• ENTRIES SHOWN:
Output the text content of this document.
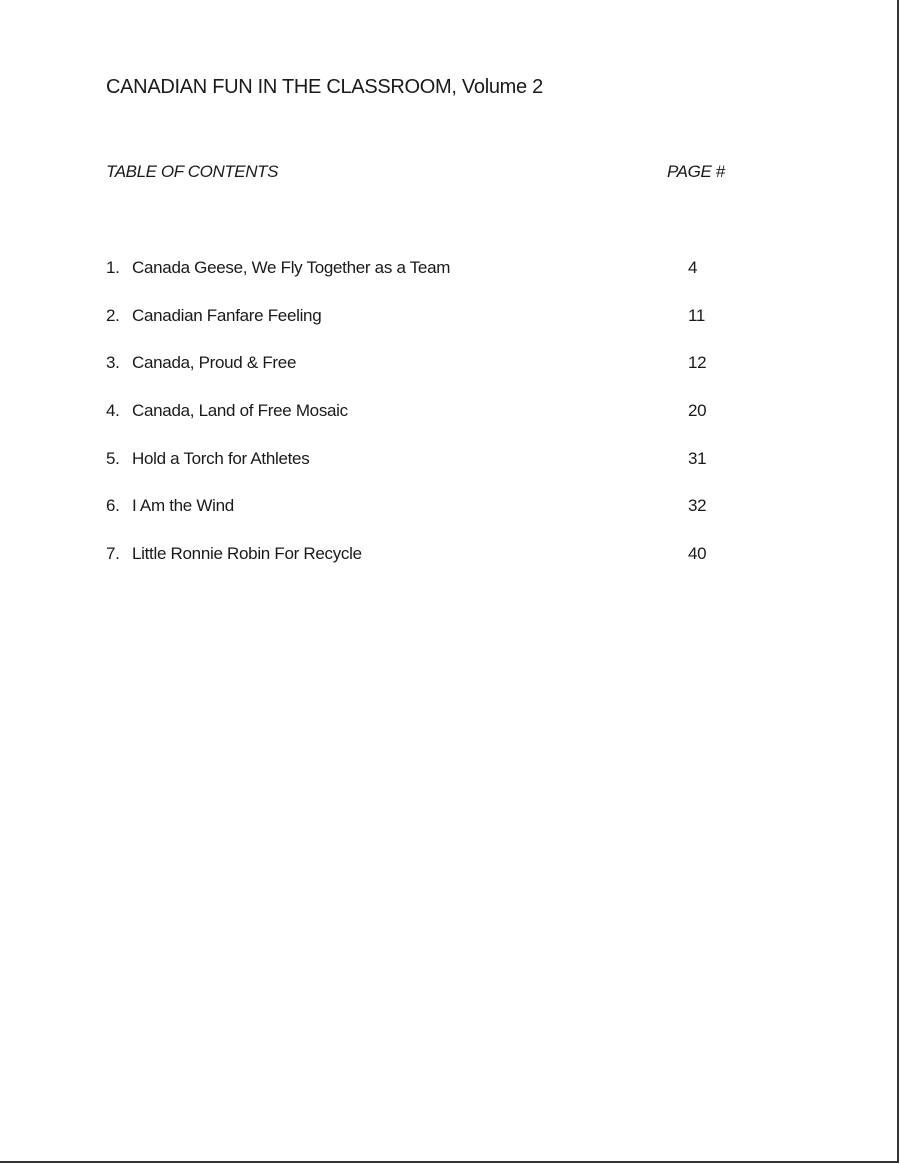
CANADIAN FUN IN THE CLASSROOM, Volume 2
TABLE OF CONTENTS	PAGE #
1. Canada Geese, We Fly Together as a Team	4
2. Canadian Fanfare Feeling	11
3. Canada, Proud & Free	12
4. Canada, Land of Free Mosaic	20
5. Hold a Torch for Athletes	31
6. I Am the Wind	32
7. Little Ronnie Robin For Recycle	40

• WHAT YOU NEED TO DO:
Pull out all lines from the entries above that include the word "Canada".

• OUTPUT OF THE EXERCISE:
1. Canada Geese, We Fly Together as a Team	4
3. Canada, Proud & Free	12
4. Canada, Land of Free Mosaic	20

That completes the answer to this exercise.